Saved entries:
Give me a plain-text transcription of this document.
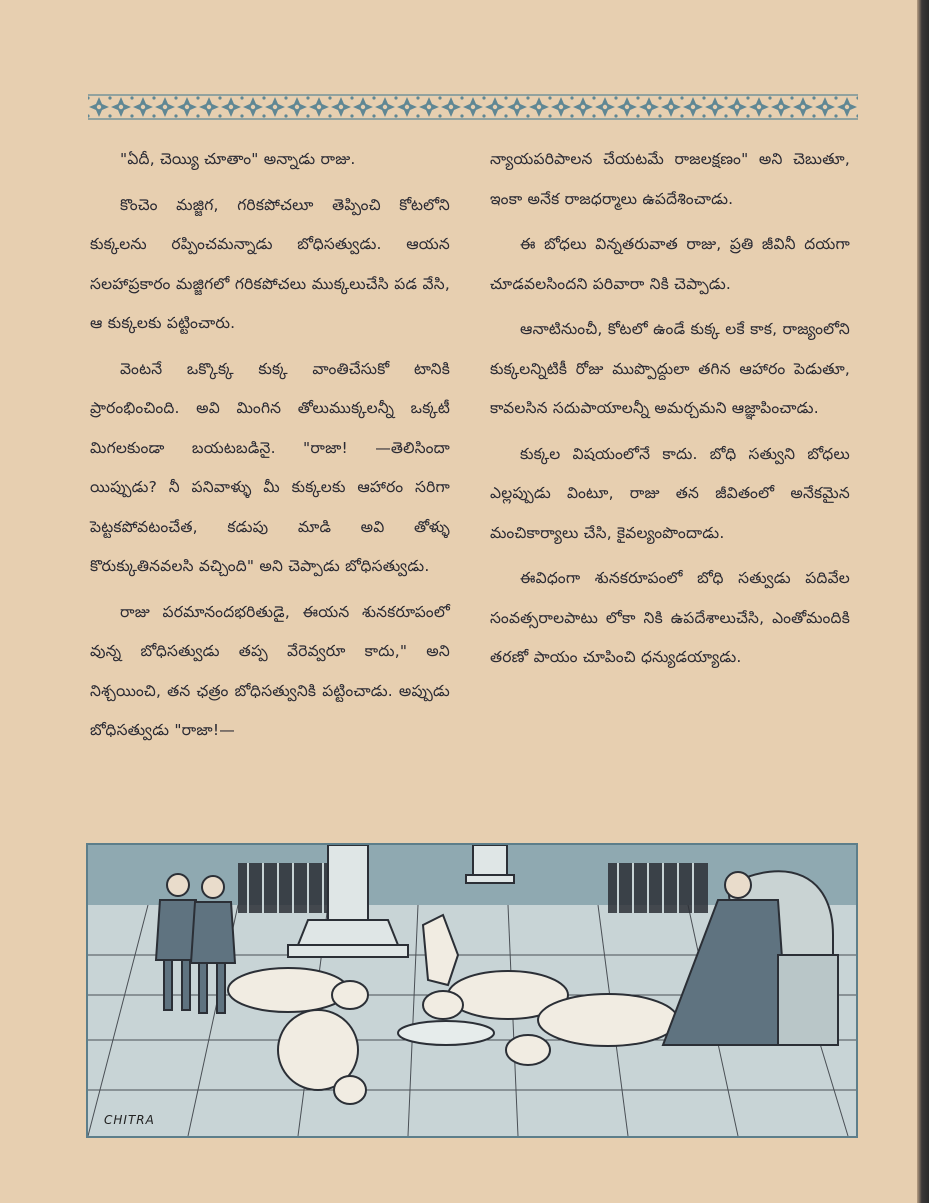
"ఏదీ, చెయ్యి చూతాం" అన్నాడు రాజు.

కొంచెం మజ్జిగ, గరికపోచలూ తెప్పించి కోటలోని కుక్కలను రప్పించమన్నాడు బోధిసత్వుడు. ఆయన సలహాప్రకారం మజ్జిగలో గరికపోచలు ముక్కలుచేసి పడ వేసి, ఆ కుక్కలకు పట్టించారు.

వెంటనే ఒక్కొక్క కుక్క వాంతిచేసుకో టానికి ప్రారంభించింది. అవి మింగిన తోలుముక్కలన్నీ ఒక్కటీ మిగలకుండా బయటబడినై. "రాజా! —తెలిసిందా యిప్పుడు? నీ పనివాళ్ళు మీ కుక్కలకు ఆహారం సరిగా పెట్టకపోవటంచేత, కడుపు మాడి అవి తోళ్ళు కొరుక్కుతినవలసి వచ్చింది" అని చెప్పాడు బోధిసత్వుడు.

రాజు పరమానందభరితుడై, ఈయన శునకరూపంలో వున్న బోధిసత్వుడు తప్ప వేరెవ్వరూ కాదు," అని నిశ్చయించి, తన ఛత్రం బోధిసత్వునికి పట్టించాడు. అప్పుడు బోధిసత్వుడు "రాజా!—

న్యాయపరిపాలన చేయటమే రాజలక్షణం" అని చెబుతూ, ఇంకా అనేక రాజధర్మాలు ఉపదేశించాడు.

ఈ బోధలు విన్నతరువాత రాజు, ప్రతి జీవినీ దయగా చూడవలసిందని పరివారా నికి చెప్పాడు.

ఆనాటినుంచీ, కోటలో ఉండే కుక్క లకే కాక, రాజ్యంలోని కుక్కలన్నిటికీ రోజు ముప్పొద్దులా తగిన ఆహారం పెడుతూ, కావలసిన సదుపాయాలన్నీ అమర్చమని ఆజ్ఞాపించాడు.

కుక్కల విషయంలోనే కాదు. బోధి సత్వుని బోధలు ఎల్లప్పుడు వింటూ, రాజు తన జీవితంలో అనేకమైన మంచికార్యాలు చేసి, కైవల్యంపొందాడు.

ఈవిధంగా శునకరూపంలో బోధి సత్వుడు పదివేల సంవత్సరాలపాటు లోకా నికి ఉపదేశాలుచేసి, ఎంతోమందికి తరణో పాయం చూపించి ధన్యుడయ్యాడు.

CHITRA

Your objective » Every entry must be written out exactly, with all pictures left out.

Written solution »
Give me a plain-text transcription of this document.
"ఏదీ, చెయ్యి చూతాం" అన్నాడు రాజు.

కొంచెం మజ్జిగ, గరికపోచలూ తెప్పించి కోటలోని కుక్కలను రప్పించమన్నాడు బోధిసత్వుడు. ఆయన సలహాప్రకారం మజ్జిగలో గరికపోచలు ముక్కలుచేసి పడ వేసి, ఆ కుక్కలకు పట్టించారు.

వెంటనే ఒక్కొక్క కుక్క వాంతిచేసుకో టానికి ప్రారంభించింది. అవి మింగిన తోలుముక్కలన్నీ ఒక్కటీ మిగలకుండా బయటబడినై. "రాజా! —తెలిసిందా యిప్పుడు? నీ పనివాళ్ళు మీ కుక్కలకు ఆహారం సరిగా పెట్టకపోవటంచేత, కడుపు మాడి అవి తోళ్ళు కొరుక్కుతినవలసి వచ్చింది" అని చెప్పాడు బోధిసత్వుడు.

రాజు పరమానందభరితుడై, ఈయన శునకరూపంలో వున్న బోధిసత్వుడు తప్ప వేరెవ్వరూ కాదు," అని నిశ్చయించి, తన ఛత్రం బోధిసత్వునికి పట్టించాడు. అప్పుడు బోధిసత్వుడు "రాజా!—

న్యాయపరిపాలన చేయటమే రాజలక్షణం" అని చెబుతూ, ఇంకా అనేక రాజధర్మాలు ఉపదేశించాడు.

ఈ బోధలు విన్నతరువాత రాజు, ప్రతి జీవినీ దయగా చూడవలసిందని పరివారా నికి చెప్పాడు.

ఆనాటినుంచీ, కోటలో ఉండే కుక్క లకే కాక, రాజ్యంలోని కుక్కలన్నిటికీ రోజు ముప్పొద్దులా తగిన ఆహారం పెడుతూ, కావలసిన సదుపాయాలన్నీ అమర్చమని ఆజ్ఞాపించాడు.

కుక్కల విషయంలోనే కాదు. బోధి సత్వుని బోధలు ఎల్లప్పుడు వింటూ, రాజు తన జీవితంలో అనేకమైన మంచికార్యాలు చేసి, కైవల్యంపొందాడు.

ఈవిధంగా శునకరూపంలో బోధి సత్వుడు పదివేల సంవత్సరాలపాటు లోకా నికి ఉపదేశాలుచేసి, ఎంతోమందికి తరణో పాయం చూపించి ధన్యుడయ్యాడు.

CHITRA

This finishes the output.